**SUPPLIED DATA:**
* start *
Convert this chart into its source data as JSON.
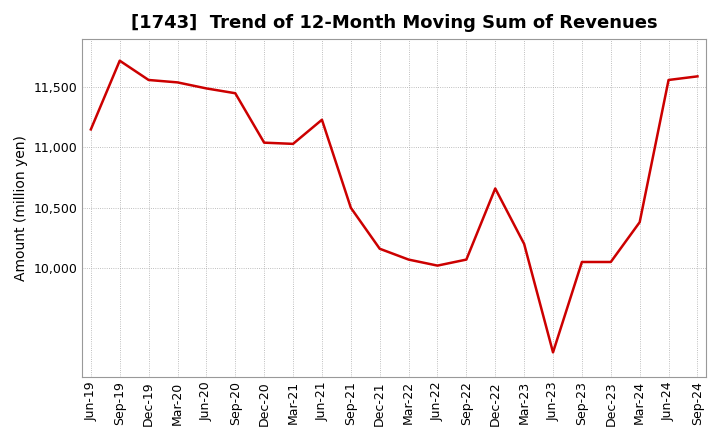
{
  "title": "[1743]  Trend of 12-Month Moving Sum of Revenues",
  "ylabel": "Amount (million yen)",
  "line_color": "#cc0000",
  "background_color": "#ffffff",
  "plot_background": "#ffffff",
  "grid_color": "#aaaaaa",
  "x_labels": [
    "Jun-19",
    "Sep-19",
    "Dec-19",
    "Mar-20",
    "Jun-20",
    "Sep-20",
    "Dec-20",
    "Mar-21",
    "Jun-21",
    "Sep-21",
    "Dec-21",
    "Mar-22",
    "Jun-22",
    "Sep-22",
    "Dec-22",
    "Mar-23",
    "Jun-23",
    "Sep-23",
    "Dec-23",
    "Mar-24",
    "Jun-24",
    "Sep-24"
  ],
  "y_values": [
    11150,
    11720,
    11560,
    11540,
    11490,
    11450,
    11040,
    11030,
    11230,
    10500,
    10160,
    10070,
    10020,
    10070,
    10660,
    10200,
    9300,
    10050,
    10050,
    10380,
    11560,
    11590
  ],
  "ylim_min": 9100,
  "ylim_max": 11900,
  "yticks": [
    10000,
    10500,
    11000,
    11500
  ],
  "title_fontsize": 13,
  "axis_fontsize": 10,
  "tick_fontsize": 9
}
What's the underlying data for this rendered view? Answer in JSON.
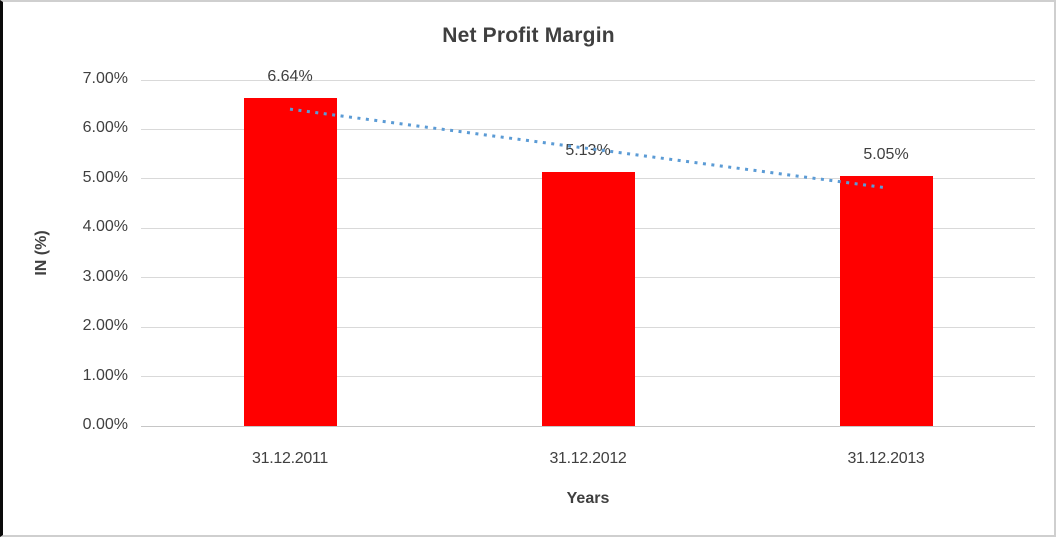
{
  "chart_data": {
    "type": "bar",
    "title": "Net Profit Margin",
    "xlabel": "Years",
    "ylabel": "IN (%)",
    "categories": [
      "31.12.2011",
      "31.12.2012",
      "31.12.2013"
    ],
    "values": [
      6.64,
      5.13,
      5.05
    ],
    "value_labels": [
      "6.64%",
      "5.13%",
      "5.05%"
    ],
    "ylim": [
      0,
      7
    ],
    "ytick_step": 1,
    "ytick_labels": [
      "0.00%",
      "1.00%",
      "2.00%",
      "3.00%",
      "4.00%",
      "5.00%",
      "6.00%",
      "7.00%"
    ],
    "grid": true,
    "legend": "none",
    "bar_color": "#ff0000",
    "gridline_color": "#d9d9d9",
    "text_color": "#404040",
    "trendline": {
      "type": "linear",
      "style": "dotted",
      "color": "#5b9bd5",
      "start_value": 6.41,
      "end_value": 4.82
    }
  }
}
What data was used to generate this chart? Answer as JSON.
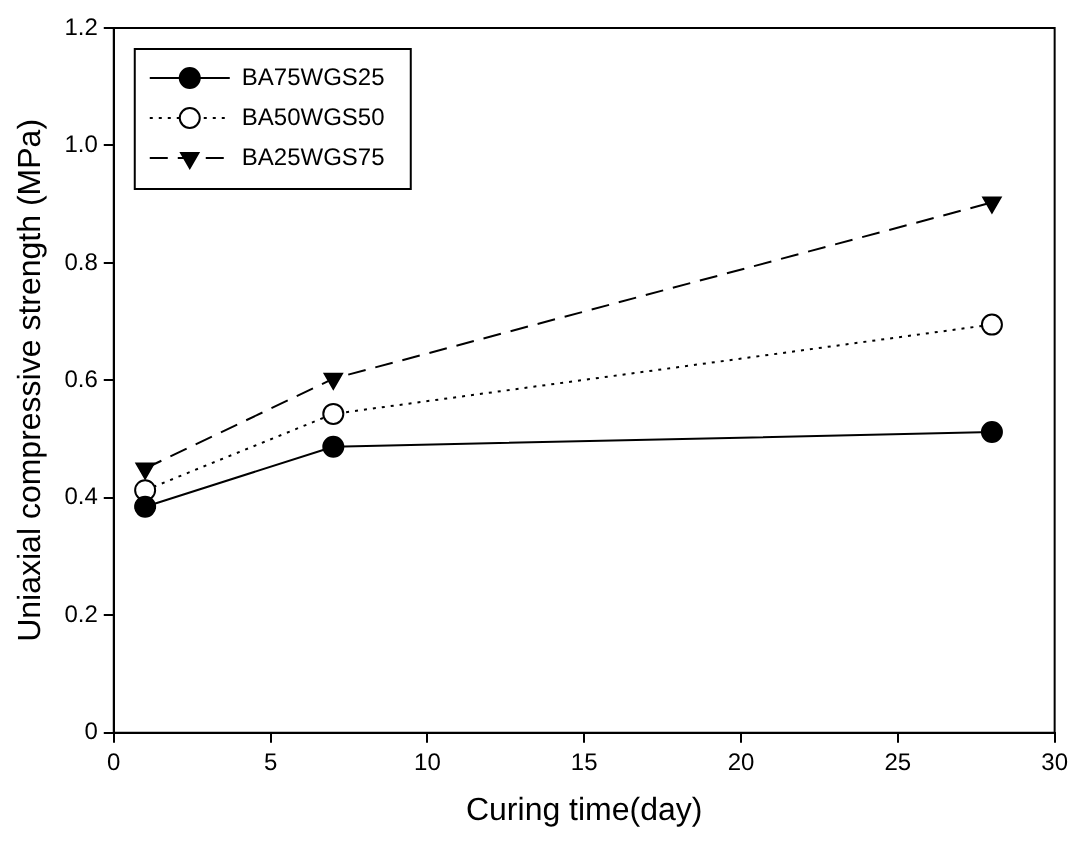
{
  "chart_data": {
    "type": "line",
    "xlabel": "Curing time(day)",
    "ylabel": "Uniaxial compressive strength (MPa)",
    "x": [
      1,
      7,
      28
    ],
    "series": [
      {
        "name": "BA75WGS25",
        "color": "#000000",
        "values": [
          0.385,
          0.487,
          0.512
        ],
        "marker": "circle",
        "line_style": "solid"
      },
      {
        "name": "BA50WGS50",
        "color": "#000000",
        "values": [
          0.413,
          0.543,
          0.695
        ],
        "marker": "circle",
        "colors": [
          "#ffffff",
          "#ffffff",
          "#ffffff"
        ],
        "line_style": "dotted"
      },
      {
        "name": "BA25WGS75",
        "color": "#000000",
        "values": [
          0.45,
          0.603,
          0.903
        ],
        "marker": "triangle",
        "line_style": "dashed"
      }
    ],
    "xlim": [
      0,
      30
    ],
    "xticks": [
      0,
      5,
      10,
      15,
      20,
      25,
      30
    ],
    "ylim": [
      0,
      1.2
    ],
    "yticks": [
      0,
      {
        "value": 0.2,
        "label": "0.2"
      },
      {
        "value": 0.4,
        "label": "0.4"
      },
      {
        "value": 0.6,
        "label": "0.6"
      },
      {
        "value": 0.8,
        "label": "0.8"
      },
      {
        "value": 1,
        "label": "1.0"
      },
      {
        "value": 1.2,
        "label": "1.2"
      }
    ],
    "grid": false,
    "legend": "top left"
  }
}
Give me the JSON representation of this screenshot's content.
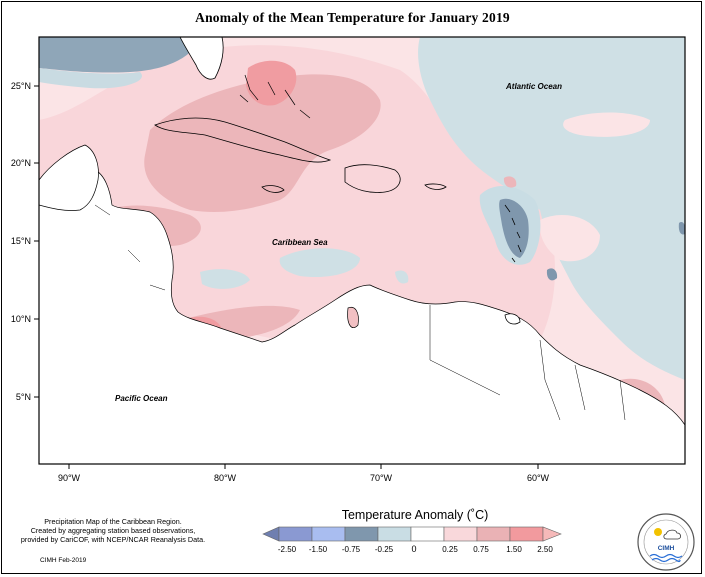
* end *
**AIM:** Word for word, quote the full listing, omitting every picture.

**FULL RESPONSE:**
Convert this chart into its source data as JSON.
{
  "title": "[1743]  Trend of 12-Month Moving Sum of Revenues",
  "ylabel": "Amount (million yen)",
  "line_color": "#cc0000",
  "background_color": "#ffffff",
  "plot_background": "#ffffff",
  "grid_color": "#aaaaaa",
  "x_labels": [
    "Jun-19",
    "Sep-19",
    "Dec-19",
    "Mar-20",
    "Jun-20",
    "Sep-20",
    "Dec-20",
    "Mar-21",
    "Jun-21",
    "Sep-21",
    "Dec-21",
    "Mar-22",
    "Jun-22",
    "Sep-22",
    "Dec-22",
    "Mar-23",
    "Jun-23",
    "Sep-23",
    "Dec-23",
    "Mar-24",
    "Jun-24",
    "Sep-24"
  ],
  "y_values": [
    11150,
    11720,
    11560,
    11540,
    11490,
    11450,
    11040,
    11030,
    11230,
    10500,
    10160,
    10070,
    10020,
    10070,
    10660,
    10200,
    9300,
    10050,
    10050,
    10380,
    11560,
    11590
  ],
  "ylim_min": 9100,
  "ylim_max": 11900,
  "yticks": [
    10000,
    10500,
    11000,
    11500
  ],
  "title_fontsize": 13,
  "axis_fontsize": 10,
  "tick_fontsize": 9
}
What's the underlying data for this rendered view? Answer in JSON.
{
  "chart_data": {
    "type": "bar",
    "title": "Net Profit Margin",
    "xlabel": "Years",
    "ylabel": "IN (%)",
    "categories": [
      "31.12.2011",
      "31.12.2012",
      "31.12.2013"
    ],
    "values": [
      6.64,
      5.13,
      5.05
    ],
    "value_labels": [
      "6.64%",
      "5.13%",
      "5.05%"
    ],
    "ylim": [
      0,
      7
    ],
    "ytick_step": 1,
    "ytick_labels": [
      "0.00%",
      "1.00%",
      "2.00%",
      "3.00%",
      "4.00%",
      "5.00%",
      "6.00%",
      "7.00%"
    ],
    "grid": true,
    "legend": "none",
    "bar_color": "#ff0000",
    "gridline_color": "#d9d9d9",
    "text_color": "#404040",
    "trendline": {
      "type": "linear",
      "style": "dotted",
      "color": "#5b9bd5",
      "start_value": 6.41,
      "end_value": 4.82
    }
  }
}
What data was used to generate this chart? Answer as JSON.
{
  "chart_data": {
    "type": "line",
    "xlabel": "Curing time(day)",
    "ylabel": "Uniaxial compressive strength (MPa)",
    "x": [
      1,
      7,
      28
    ],
    "series": [
      {
        "name": "BA75WGS25",
        "color": "#000000",
        "values": [
          0.385,
          0.487,
          0.512
        ],
        "marker": "circle",
        "line_style": "solid"
      },
      {
        "name": "BA50WGS50",
        "color": "#000000",
        "values": [
          0.413,
          0.543,
          0.695
        ],
        "marker": "circle",
        "colors": [
          "#ffffff",
          "#ffffff",
          "#ffffff"
        ],
        "line_style": "dotted"
      },
      {
        "name": "BA25WGS75",
        "color": "#000000",
        "values": [
          0.45,
          0.603,
          0.903
        ],
        "marker": "triangle",
        "line_style": "dashed"
      }
    ],
    "xlim": [
      0,
      30
    ],
    "xticks": [
      0,
      5,
      10,
      15,
      20,
      25,
      30
    ],
    "ylim": [
      0,
      1.2
    ],
    "yticks": [
      0,
      {
        "value": 0.2,
        "label": "0.2"
      },
      {
        "value": 0.4,
        "label": "0.4"
      },
      {
        "value": 0.6,
        "label": "0.6"
      },
      {
        "value": 0.8,
        "label": "0.8"
      },
      {
        "value": 1,
        "label": "1.0"
      },
      {
        "value": 1.2,
        "label": "1.2"
      }
    ],
    "grid": false,
    "legend": "top left"
  }
}
Give me the JSON representation of this screenshot's content.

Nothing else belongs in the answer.